Stated exercise — Take each line containing "this" and report it exactly as written.

Task input —

◆ ◆ ◆ ◆ ◆

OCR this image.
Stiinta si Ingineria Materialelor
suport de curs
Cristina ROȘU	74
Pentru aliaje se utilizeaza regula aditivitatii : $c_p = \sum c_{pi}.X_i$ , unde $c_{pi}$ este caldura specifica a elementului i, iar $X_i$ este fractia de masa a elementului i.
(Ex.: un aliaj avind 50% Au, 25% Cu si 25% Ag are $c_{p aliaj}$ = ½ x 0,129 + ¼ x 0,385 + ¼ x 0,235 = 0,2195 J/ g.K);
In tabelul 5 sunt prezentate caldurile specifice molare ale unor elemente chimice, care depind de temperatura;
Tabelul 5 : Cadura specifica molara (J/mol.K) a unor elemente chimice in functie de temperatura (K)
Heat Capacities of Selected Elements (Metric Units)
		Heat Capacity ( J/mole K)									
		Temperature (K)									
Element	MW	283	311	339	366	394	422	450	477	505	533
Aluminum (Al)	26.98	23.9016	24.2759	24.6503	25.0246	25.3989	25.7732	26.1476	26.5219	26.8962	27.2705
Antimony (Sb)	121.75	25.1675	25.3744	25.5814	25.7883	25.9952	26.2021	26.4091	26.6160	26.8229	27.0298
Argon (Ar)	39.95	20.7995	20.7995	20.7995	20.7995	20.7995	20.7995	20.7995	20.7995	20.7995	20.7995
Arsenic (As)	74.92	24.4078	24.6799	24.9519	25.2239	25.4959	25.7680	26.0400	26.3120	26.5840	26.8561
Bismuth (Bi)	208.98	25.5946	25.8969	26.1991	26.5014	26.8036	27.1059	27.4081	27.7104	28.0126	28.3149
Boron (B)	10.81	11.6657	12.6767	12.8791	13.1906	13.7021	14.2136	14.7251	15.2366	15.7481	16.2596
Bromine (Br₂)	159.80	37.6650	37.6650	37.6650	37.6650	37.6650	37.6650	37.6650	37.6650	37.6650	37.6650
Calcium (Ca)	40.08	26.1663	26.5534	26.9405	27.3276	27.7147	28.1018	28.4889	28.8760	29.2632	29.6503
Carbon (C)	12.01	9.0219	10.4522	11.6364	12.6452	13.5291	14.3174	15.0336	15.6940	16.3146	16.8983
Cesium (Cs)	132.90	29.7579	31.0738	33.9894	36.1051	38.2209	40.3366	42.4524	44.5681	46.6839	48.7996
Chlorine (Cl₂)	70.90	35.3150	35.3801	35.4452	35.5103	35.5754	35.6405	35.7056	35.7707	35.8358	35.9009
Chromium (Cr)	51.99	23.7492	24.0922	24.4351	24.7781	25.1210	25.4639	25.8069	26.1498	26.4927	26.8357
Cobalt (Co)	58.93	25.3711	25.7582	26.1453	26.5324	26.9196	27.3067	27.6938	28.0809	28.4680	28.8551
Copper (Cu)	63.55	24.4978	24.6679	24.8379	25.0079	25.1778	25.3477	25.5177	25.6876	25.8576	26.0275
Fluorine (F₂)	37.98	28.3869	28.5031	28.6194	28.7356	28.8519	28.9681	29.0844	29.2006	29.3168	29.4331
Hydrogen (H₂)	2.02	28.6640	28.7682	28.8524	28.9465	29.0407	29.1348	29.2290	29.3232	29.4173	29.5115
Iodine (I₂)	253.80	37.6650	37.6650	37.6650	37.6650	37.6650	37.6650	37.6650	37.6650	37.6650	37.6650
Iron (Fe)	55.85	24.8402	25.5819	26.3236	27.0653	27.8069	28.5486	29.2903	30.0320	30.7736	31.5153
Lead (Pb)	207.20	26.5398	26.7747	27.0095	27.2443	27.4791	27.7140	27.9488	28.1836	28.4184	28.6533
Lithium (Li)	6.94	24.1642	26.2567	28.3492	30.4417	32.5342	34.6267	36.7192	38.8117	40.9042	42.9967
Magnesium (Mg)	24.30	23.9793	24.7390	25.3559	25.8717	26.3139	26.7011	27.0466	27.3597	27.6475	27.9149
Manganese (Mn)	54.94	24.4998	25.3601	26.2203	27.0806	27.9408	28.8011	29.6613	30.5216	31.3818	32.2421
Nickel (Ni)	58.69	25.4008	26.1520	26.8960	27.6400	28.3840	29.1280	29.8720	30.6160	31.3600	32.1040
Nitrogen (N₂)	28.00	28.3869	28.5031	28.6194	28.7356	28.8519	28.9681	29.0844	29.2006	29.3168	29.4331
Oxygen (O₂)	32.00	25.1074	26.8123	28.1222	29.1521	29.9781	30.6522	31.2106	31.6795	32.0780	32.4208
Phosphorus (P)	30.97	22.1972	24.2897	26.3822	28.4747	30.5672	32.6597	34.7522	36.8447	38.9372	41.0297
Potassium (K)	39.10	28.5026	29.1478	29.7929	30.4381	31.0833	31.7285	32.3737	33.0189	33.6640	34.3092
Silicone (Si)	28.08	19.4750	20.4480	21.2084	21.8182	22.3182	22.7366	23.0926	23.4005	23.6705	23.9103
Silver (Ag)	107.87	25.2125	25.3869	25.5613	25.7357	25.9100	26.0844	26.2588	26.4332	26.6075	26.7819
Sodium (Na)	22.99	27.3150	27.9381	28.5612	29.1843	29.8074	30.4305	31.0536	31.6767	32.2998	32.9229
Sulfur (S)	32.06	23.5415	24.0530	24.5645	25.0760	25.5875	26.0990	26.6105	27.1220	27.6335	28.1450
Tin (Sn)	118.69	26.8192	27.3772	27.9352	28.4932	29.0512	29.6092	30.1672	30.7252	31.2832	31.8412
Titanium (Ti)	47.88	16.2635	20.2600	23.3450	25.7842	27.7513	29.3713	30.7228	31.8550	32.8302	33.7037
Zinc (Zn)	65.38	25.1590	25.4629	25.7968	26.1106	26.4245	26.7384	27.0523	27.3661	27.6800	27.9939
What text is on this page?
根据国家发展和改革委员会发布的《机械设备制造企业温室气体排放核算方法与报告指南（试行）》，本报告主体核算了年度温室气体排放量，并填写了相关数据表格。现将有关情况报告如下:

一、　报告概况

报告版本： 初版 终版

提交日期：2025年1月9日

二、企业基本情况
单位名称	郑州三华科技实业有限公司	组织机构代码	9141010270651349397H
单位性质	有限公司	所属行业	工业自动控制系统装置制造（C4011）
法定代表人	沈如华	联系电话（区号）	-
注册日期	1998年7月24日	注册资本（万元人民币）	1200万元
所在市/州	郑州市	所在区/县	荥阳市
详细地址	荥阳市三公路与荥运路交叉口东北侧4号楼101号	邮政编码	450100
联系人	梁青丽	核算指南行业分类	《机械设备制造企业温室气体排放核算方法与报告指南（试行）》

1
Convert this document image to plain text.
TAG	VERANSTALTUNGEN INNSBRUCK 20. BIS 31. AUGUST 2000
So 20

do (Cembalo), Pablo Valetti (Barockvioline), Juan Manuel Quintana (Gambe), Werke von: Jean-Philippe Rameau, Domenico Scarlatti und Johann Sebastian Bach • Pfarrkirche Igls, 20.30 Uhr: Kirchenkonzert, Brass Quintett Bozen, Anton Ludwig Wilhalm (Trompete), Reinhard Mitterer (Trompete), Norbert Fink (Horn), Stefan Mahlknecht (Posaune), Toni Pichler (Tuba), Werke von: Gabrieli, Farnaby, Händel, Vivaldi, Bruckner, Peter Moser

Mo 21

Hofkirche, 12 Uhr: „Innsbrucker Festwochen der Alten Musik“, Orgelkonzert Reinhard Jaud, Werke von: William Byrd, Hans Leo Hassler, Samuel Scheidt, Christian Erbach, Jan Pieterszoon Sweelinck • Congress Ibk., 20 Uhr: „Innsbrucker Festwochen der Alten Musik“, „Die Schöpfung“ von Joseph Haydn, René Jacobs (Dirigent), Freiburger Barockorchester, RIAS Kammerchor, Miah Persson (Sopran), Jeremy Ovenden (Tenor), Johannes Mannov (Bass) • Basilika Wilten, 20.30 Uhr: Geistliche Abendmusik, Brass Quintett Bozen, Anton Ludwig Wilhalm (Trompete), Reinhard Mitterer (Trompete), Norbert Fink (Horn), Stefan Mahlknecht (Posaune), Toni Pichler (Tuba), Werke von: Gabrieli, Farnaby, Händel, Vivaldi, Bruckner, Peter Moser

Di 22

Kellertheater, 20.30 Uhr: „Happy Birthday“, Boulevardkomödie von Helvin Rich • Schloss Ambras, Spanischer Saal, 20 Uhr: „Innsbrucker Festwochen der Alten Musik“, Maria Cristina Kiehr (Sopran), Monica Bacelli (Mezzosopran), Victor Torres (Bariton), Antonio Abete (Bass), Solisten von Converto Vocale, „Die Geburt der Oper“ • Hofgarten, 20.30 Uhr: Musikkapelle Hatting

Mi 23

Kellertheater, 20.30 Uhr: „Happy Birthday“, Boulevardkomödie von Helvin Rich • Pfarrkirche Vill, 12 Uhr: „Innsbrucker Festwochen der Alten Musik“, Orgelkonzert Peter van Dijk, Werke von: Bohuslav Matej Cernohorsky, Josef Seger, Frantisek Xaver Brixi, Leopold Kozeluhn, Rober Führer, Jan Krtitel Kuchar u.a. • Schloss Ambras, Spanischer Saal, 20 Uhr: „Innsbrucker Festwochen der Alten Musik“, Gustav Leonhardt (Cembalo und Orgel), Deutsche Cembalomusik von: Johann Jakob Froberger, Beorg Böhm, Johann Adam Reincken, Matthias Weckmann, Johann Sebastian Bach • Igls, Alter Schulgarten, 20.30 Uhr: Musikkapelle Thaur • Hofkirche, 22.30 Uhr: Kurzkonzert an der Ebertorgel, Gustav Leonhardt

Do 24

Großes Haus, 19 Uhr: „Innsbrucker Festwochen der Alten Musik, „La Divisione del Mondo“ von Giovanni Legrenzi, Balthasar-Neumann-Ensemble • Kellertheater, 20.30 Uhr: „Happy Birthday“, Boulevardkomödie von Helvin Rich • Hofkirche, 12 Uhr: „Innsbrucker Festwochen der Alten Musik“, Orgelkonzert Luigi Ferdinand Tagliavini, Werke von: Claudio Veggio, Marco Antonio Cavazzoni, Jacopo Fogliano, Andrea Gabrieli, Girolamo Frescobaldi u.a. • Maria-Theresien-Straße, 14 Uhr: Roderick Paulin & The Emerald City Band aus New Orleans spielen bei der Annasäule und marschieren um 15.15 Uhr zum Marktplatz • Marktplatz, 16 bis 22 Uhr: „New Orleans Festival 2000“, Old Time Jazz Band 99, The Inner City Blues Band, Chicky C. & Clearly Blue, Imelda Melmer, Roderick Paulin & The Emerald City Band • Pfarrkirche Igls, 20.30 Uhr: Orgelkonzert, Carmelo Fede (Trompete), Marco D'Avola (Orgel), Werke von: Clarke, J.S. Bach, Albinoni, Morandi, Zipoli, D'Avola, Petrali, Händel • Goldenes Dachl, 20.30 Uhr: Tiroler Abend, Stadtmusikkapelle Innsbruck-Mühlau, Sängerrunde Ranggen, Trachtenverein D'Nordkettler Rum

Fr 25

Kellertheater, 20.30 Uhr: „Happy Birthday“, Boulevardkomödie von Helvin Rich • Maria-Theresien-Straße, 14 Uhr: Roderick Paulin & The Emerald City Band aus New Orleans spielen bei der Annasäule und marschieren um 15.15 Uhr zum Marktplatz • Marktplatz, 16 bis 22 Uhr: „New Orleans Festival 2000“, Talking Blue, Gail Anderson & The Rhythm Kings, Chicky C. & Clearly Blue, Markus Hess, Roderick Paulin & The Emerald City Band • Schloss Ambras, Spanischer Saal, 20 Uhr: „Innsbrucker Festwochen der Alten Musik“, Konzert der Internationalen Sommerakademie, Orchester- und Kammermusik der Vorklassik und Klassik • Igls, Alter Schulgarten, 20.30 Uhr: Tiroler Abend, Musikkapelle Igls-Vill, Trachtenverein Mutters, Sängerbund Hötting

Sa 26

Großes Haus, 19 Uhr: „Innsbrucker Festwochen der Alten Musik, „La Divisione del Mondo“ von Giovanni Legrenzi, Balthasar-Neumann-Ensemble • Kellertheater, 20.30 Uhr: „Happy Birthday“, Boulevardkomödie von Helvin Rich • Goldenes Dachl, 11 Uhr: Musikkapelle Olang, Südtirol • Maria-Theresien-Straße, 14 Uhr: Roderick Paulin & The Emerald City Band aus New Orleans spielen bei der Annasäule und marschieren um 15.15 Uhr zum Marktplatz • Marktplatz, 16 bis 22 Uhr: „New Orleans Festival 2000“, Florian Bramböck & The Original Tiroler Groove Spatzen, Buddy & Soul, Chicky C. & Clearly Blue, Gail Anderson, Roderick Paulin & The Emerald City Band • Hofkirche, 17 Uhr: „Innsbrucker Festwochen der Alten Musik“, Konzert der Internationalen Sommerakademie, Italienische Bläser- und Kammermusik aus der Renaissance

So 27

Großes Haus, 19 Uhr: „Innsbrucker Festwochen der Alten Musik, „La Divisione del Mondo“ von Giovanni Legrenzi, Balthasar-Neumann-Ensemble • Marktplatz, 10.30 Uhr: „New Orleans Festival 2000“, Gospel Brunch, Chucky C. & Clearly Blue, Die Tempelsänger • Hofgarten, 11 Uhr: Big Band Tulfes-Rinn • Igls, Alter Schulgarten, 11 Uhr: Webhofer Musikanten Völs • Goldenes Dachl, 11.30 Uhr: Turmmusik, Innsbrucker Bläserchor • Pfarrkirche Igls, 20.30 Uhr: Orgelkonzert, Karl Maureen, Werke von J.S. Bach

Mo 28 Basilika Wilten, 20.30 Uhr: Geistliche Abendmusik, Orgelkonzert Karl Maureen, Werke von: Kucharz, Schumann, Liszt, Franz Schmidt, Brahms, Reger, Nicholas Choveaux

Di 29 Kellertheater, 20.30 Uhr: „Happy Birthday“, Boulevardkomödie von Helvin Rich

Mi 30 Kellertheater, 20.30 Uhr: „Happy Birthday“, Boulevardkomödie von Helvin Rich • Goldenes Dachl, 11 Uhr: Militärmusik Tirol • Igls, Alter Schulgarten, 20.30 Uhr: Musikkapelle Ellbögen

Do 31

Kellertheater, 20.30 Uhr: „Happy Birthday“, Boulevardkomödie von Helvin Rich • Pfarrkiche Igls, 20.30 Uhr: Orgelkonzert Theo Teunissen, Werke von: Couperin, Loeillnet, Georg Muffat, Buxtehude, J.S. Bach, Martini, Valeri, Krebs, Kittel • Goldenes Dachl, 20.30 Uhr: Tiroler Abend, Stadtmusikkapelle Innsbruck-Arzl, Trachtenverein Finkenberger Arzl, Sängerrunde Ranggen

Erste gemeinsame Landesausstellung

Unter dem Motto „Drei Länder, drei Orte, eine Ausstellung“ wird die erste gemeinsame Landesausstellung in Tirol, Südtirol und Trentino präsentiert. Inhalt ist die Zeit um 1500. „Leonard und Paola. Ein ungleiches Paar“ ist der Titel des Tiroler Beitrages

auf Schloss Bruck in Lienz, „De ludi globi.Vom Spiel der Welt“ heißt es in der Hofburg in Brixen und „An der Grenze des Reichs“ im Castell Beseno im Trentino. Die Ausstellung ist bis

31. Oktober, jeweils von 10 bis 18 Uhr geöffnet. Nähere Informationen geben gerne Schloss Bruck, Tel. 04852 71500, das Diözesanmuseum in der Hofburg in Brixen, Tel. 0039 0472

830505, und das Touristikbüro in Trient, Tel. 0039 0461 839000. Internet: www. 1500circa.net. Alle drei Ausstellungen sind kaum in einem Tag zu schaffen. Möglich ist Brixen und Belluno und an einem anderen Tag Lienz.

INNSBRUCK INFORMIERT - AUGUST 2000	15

◆ ◆ ◆ ◆ ◆

Worked answer —
OCR this image.
What text is on this page?
Convert this document image to plain text.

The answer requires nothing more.